DIRECTIONS: The listing below is to be output in its exact form.

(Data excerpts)
=-=-=

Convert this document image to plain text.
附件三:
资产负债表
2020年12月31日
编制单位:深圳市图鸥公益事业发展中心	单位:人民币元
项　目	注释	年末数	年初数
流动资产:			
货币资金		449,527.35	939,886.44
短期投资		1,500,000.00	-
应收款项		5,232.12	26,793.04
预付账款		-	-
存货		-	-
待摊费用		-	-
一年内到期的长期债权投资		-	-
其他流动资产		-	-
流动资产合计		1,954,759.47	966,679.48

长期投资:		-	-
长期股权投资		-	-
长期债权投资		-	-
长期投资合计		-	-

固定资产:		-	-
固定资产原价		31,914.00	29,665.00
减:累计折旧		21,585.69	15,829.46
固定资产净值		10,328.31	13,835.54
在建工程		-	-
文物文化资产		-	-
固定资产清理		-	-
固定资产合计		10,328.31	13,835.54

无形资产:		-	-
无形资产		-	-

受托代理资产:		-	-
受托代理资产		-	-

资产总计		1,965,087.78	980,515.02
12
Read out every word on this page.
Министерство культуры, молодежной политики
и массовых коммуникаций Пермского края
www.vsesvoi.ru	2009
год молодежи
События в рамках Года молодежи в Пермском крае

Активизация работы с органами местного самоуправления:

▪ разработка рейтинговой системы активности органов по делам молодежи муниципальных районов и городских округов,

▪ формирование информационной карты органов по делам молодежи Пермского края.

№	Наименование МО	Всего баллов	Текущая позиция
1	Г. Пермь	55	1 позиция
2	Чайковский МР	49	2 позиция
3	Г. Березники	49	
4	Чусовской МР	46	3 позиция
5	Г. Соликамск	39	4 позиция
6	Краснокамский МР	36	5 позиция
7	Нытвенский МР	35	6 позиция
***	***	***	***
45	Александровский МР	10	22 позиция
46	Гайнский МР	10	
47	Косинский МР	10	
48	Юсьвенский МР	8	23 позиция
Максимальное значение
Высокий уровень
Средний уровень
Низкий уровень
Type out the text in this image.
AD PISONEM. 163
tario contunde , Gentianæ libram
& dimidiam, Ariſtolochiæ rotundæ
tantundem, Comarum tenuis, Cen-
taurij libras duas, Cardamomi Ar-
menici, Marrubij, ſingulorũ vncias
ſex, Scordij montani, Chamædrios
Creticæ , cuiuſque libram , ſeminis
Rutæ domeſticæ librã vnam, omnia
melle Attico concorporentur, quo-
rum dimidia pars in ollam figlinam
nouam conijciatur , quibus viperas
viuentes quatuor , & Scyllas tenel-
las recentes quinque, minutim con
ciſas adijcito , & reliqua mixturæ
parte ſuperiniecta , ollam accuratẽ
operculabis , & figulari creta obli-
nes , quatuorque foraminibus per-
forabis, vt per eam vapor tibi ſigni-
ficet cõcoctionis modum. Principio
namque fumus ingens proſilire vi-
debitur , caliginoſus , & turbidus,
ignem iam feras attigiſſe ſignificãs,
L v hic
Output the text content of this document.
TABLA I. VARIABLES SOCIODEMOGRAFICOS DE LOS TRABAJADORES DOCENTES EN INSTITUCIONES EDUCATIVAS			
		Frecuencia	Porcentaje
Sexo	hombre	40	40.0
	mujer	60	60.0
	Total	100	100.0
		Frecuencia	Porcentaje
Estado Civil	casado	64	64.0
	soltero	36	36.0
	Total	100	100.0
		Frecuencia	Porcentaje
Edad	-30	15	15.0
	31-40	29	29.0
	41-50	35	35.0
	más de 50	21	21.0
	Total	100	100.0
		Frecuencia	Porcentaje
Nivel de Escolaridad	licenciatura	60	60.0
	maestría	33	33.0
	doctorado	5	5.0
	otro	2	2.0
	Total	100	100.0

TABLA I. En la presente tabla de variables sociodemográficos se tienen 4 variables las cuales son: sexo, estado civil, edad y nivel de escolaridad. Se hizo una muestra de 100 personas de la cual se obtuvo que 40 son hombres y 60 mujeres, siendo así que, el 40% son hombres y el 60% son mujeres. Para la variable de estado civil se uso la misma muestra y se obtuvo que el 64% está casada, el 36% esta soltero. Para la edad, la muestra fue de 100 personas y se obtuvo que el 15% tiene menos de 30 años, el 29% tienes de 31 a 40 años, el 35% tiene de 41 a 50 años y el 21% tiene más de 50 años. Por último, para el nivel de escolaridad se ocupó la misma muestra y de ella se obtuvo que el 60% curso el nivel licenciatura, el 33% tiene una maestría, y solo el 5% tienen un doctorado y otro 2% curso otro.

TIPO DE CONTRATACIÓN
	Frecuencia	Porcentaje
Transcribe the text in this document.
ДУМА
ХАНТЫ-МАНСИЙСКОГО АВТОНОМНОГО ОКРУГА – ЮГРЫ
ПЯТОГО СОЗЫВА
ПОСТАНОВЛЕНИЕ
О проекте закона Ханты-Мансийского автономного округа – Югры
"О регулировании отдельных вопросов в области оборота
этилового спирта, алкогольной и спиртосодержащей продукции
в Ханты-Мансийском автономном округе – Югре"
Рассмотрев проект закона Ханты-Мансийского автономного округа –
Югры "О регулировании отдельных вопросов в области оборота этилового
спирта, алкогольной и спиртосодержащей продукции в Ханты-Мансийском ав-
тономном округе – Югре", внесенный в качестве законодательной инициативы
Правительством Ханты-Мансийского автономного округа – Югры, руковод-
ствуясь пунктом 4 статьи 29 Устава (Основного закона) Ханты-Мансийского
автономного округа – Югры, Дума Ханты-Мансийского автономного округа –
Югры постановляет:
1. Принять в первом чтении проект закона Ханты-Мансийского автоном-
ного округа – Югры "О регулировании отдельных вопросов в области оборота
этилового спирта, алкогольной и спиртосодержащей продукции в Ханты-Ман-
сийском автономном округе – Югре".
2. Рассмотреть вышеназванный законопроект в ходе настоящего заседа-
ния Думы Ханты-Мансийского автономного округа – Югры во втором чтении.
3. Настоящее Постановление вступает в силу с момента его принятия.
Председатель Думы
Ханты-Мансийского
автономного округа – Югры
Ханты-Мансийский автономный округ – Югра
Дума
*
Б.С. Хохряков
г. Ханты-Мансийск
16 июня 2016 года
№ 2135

=-=-=

ANSWER BELOW:
Convert this document image to plain text.
附件三:
资产负债表
2020年12月31日
编制单位:深圳市图鸥公益事业发展中心	单位:人民币元
项　目	注释	年末数	年初数
流动资产:			
货币资金		449,527.35	939,886.44
短期投资		1,500,000.00	-
应收款项		5,232.12	26,793.04
预付账款		-	-
存货		-	-
待摊费用		-	-
一年内到期的长期债权投资		-	-
其他流动资产		-	-
流动资产合计		1,954,759.47	966,679.48

长期投资:		-	-
长期股权投资		-	-
长期债权投资		-	-
长期投资合计		-	-

固定资产:		-	-
固定资产原价		31,914.00	29,665.00
减:累计折旧		21,585.69	15,829.46
固定资产净值		10,328.31	13,835.54
在建工程		-	-
文物文化资产		-	-
固定资产清理		-	-
固定资产合计		10,328.31	13,835.54

无形资产:		-	-
无形资产		-	-

受托代理资产:		-	-
受托代理资产		-	-

资产总计		1,965,087.78	980,515.02
12
Read out every word on this page.
Министерство культуры, молодежной политики
и массовых коммуникаций Пермского края
www.vsesvoi.ru	2009
год молодежи
События в рамках Года молодежи в Пермском крае

Активизация работы с органами местного самоуправления:

▪ разработка рейтинговой системы активности органов по делам молодежи муниципальных районов и городских округов,

▪ формирование информационной карты органов по делам молодежи Пермского края.

№	Наименование МО	Всего баллов	Текущая позиция
1	Г. Пермь	55	1 позиция
2	Чайковский МР	49	2 позиция
3	Г. Березники	49	
4	Чусовской МР	46	3 позиция
5	Г. Соликамск	39	4 позиция
6	Краснокамский МР	36	5 позиция
7	Нытвенский МР	35	6 позиция
***	***	***	***
45	Александровский МР	10	22 позиция
46	Гайнский МР	10	
47	Косинский МР	10	
48	Юсьвенский МР	8	23 позиция
Максимальное значение
Высокий уровень
Средний уровень
Низкий уровень
Type out the text in this image.
AD PISONEM. 163
tario contunde , Gentianæ libram
& dimidiam, Ariſtolochiæ rotundæ
tantundem, Comarum tenuis, Cen-
taurij libras duas, Cardamomi Ar-
menici, Marrubij, ſingulorũ vncias
ſex, Scordij montani, Chamædrios
Creticæ , cuiuſque libram , ſeminis
Rutæ domeſticæ librã vnam, omnia
melle Attico concorporentur, quo-
rum dimidia pars in ollam figlinam
nouam conijciatur , quibus viperas
viuentes quatuor , & Scyllas tenel-
las recentes quinque, minutim con
ciſas adijcito , & reliqua mixturæ
parte ſuperiniecta , ollam accuratẽ
operculabis , & figulari creta obli-
nes , quatuorque foraminibus per-
forabis, vt per eam vapor tibi ſigni-
ficet cõcoctionis modum. Principio
namque fumus ingens proſilire vi-
debitur , caliginoſus , & turbidus,
ignem iam feras attigiſſe ſignificãs,
L v hic
Output the text content of this document.
TABLA I. VARIABLES SOCIODEMOGRAFICOS DE LOS TRABAJADORES DOCENTES EN INSTITUCIONES EDUCATIVAS			
		Frecuencia	Porcentaje
Sexo	hombre	40	40.0
	mujer	60	60.0
	Total	100	100.0
		Frecuencia	Porcentaje
Estado Civil	casado	64	64.0
	soltero	36	36.0
	Total	100	100.0
		Frecuencia	Porcentaje
Edad	-30	15	15.0
	31-40	29	29.0
	41-50	35	35.0
	más de 50	21	21.0
	Total	100	100.0
		Frecuencia	Porcentaje
Nivel de Escolaridad	licenciatura	60	60.0
	maestría	33	33.0
	doctorado	5	5.0
	otro	2	2.0
	Total	100	100.0

TABLA I. En la presente tabla de variables sociodemográficos se tienen 4 variables las cuales son: sexo, estado civil, edad y nivel de escolaridad. Se hizo una muestra de 100 personas de la cual se obtuvo que 40 son hombres y 60 mujeres, siendo así que, el 40% son hombres y el 60% son mujeres. Para la variable de estado civil se uso la misma muestra y se obtuvo que el 64% está casada, el 36% esta soltero. Para la edad, la muestra fue de 100 personas y se obtuvo que el 15% tiene menos de 30 años, el 29% tienes de 31 a 40 años, el 35% tiene de 41 a 50 años y el 21% tiene más de 50 años. Por último, para el nivel de escolaridad se ocupó la misma muestra y de ella se obtuvo que el 60% curso el nivel licenciatura, el 33% tiene una maestría, y solo el 5% tienen un doctorado y otro 2% curso otro.

TIPO DE CONTRATACIÓN
	Frecuencia	Porcentaje
Transcribe the text in this document.
ДУМА
ХАНТЫ-МАНСИЙСКОГО АВТОНОМНОГО ОКРУГА – ЮГРЫ
ПЯТОГО СОЗЫВА
ПОСТАНОВЛЕНИЕ
О проекте закона Ханты-Мансийского автономного округа – Югры
"О регулировании отдельных вопросов в области оборота
этилового спирта, алкогольной и спиртосодержащей продукции
в Ханты-Мансийском автономном округе – Югре"
Рассмотрев проект закона Ханты-Мансийского автономного округа –
Югры "О регулировании отдельных вопросов в области оборота этилового
спирта, алкогольной и спиртосодержащей продукции в Ханты-Мансийском ав-
тономном округе – Югре", внесенный в качестве законодательной инициативы
Правительством Ханты-Мансийского автономного округа – Югры, руковод-
ствуясь пунктом 4 статьи 29 Устава (Основного закона) Ханты-Мансийского
автономного округа – Югры, Дума Ханты-Мансийского автономного округа –
Югры постановляет:
1. Принять в первом чтении проект закона Ханты-Мансийского автоном-
ного округа – Югры "О регулировании отдельных вопросов в области оборота
этилового спирта, алкогольной и спиртосодержащей продукции в Ханты-Ман-
сийском автономном округе – Югре".
2. Рассмотреть вышеназванный законопроект в ходе настоящего заседа-
ния Думы Ханты-Мансийского автономного округа – Югры во втором чтении.
3. Настоящее Постановление вступает в силу с момента его принятия.
Председатель Думы
Ханты-Мансийского
автономного округа – Югры
Ханты-Мансийский автономный округ – Югра
Дума
*
Б.С. Хохряков
г. Ханты-Мансийск
16 июня 2016 года
№ 2135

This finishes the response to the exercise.